Structured figure records
※ ※ ※
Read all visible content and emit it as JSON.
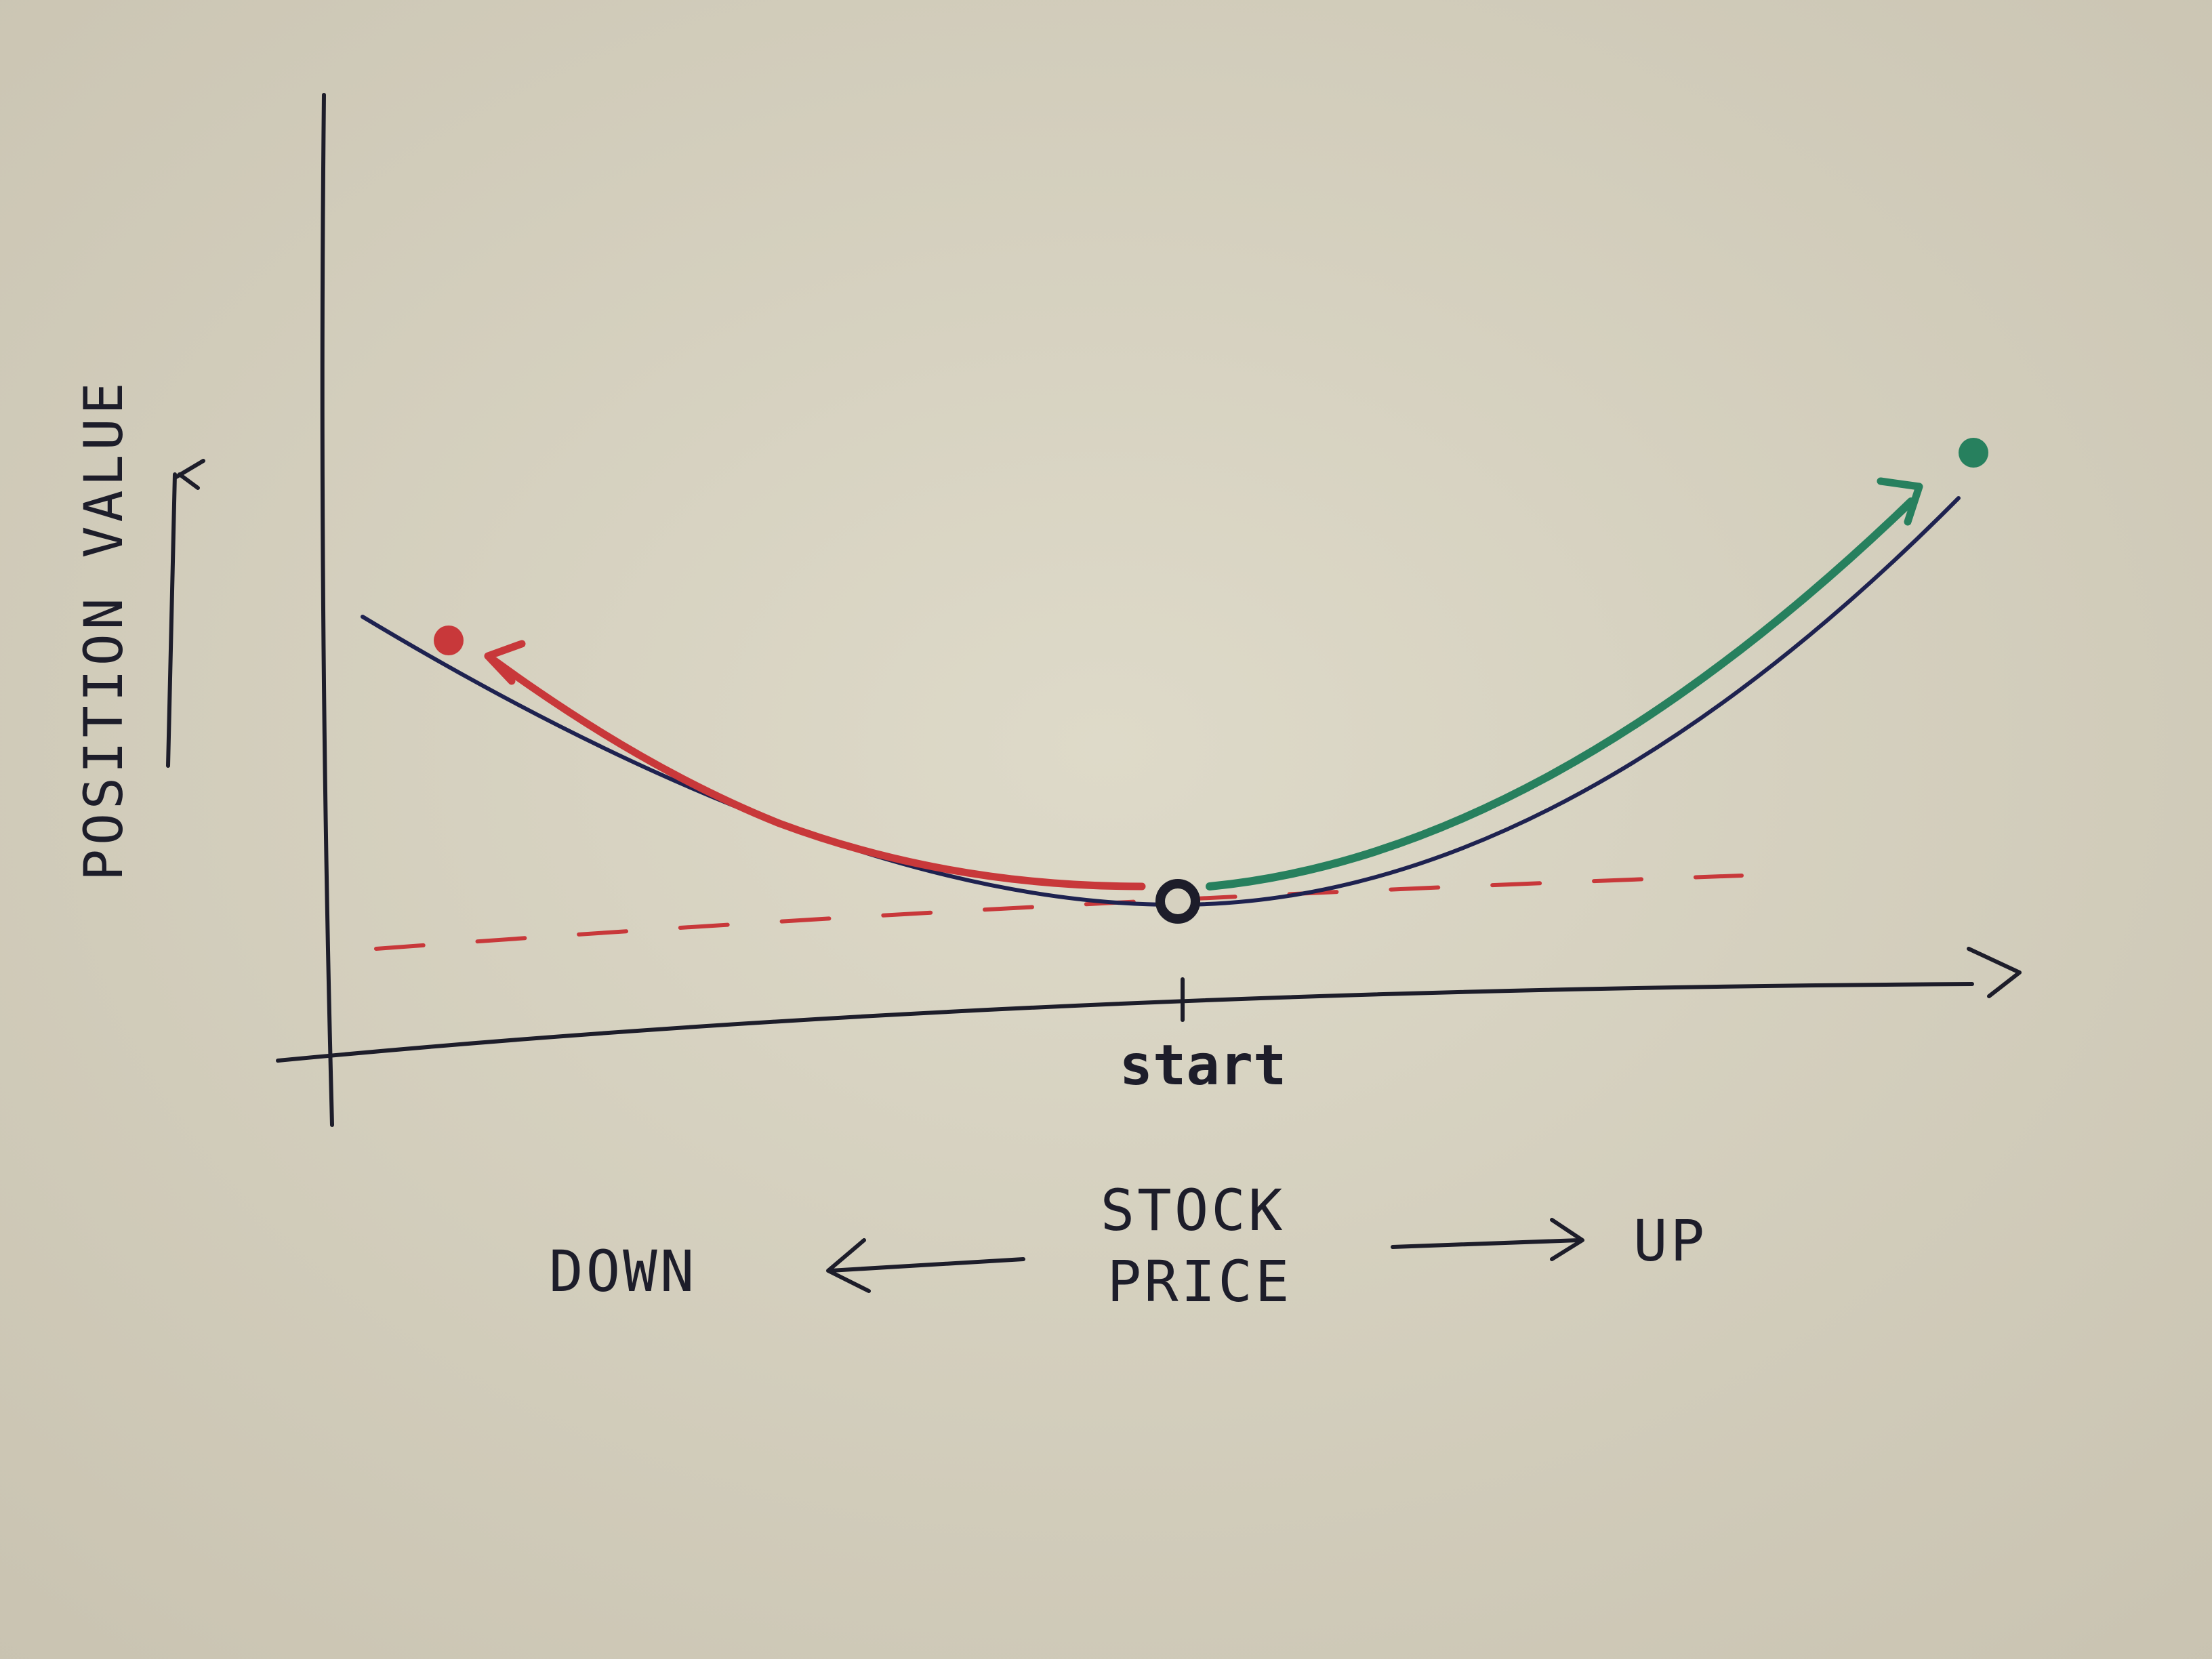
{
  "colors": {
    "paper": "#d6d1c0",
    "ink": "#1d1d2a",
    "payoff_curve": "#1e2250",
    "down_path": "#c8383a",
    "up_path": "#27805e",
    "baseline_dashed": "#c8383a"
  },
  "labels": {
    "y_axis": "POSITION VALUE",
    "x_axis_line1": "STOCK",
    "x_axis_line2": "PRICE",
    "down": "DOWN",
    "up": "UP",
    "start_tick": "start"
  },
  "icons": {
    "y_axis_arrow": "arrow-up-icon",
    "down_arrow": "arrow-left-icon",
    "up_arrow": "arrow-right-icon",
    "x_axis_arrow": "arrow-right-icon"
  }
}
※ ※ ※
CHALLENGE.
Restate each of the entries above word for word and skip every image.

SOLUTION TO THIS PROBLEM.
Read all visible content and emit it as JSON.
{
  "colors": {
    "paper": "#d6d1c0",
    "ink": "#1d1d2a",
    "payoff_curve": "#1e2250",
    "down_path": "#c8383a",
    "up_path": "#27805e",
    "baseline_dashed": "#c8383a"
  },
  "labels": {
    "y_axis": "POSITION VALUE",
    "x_axis_line1": "STOCK",
    "x_axis_line2": "PRICE",
    "down": "DOWN",
    "up": "UP",
    "start_tick": "start"
  },
  "icons": {
    "y_axis_arrow": "arrow-up-icon",
    "down_arrow": "arrow-left-icon",
    "up_arrow": "arrow-right-icon",
    "x_axis_arrow": "arrow-right-icon"
  }
}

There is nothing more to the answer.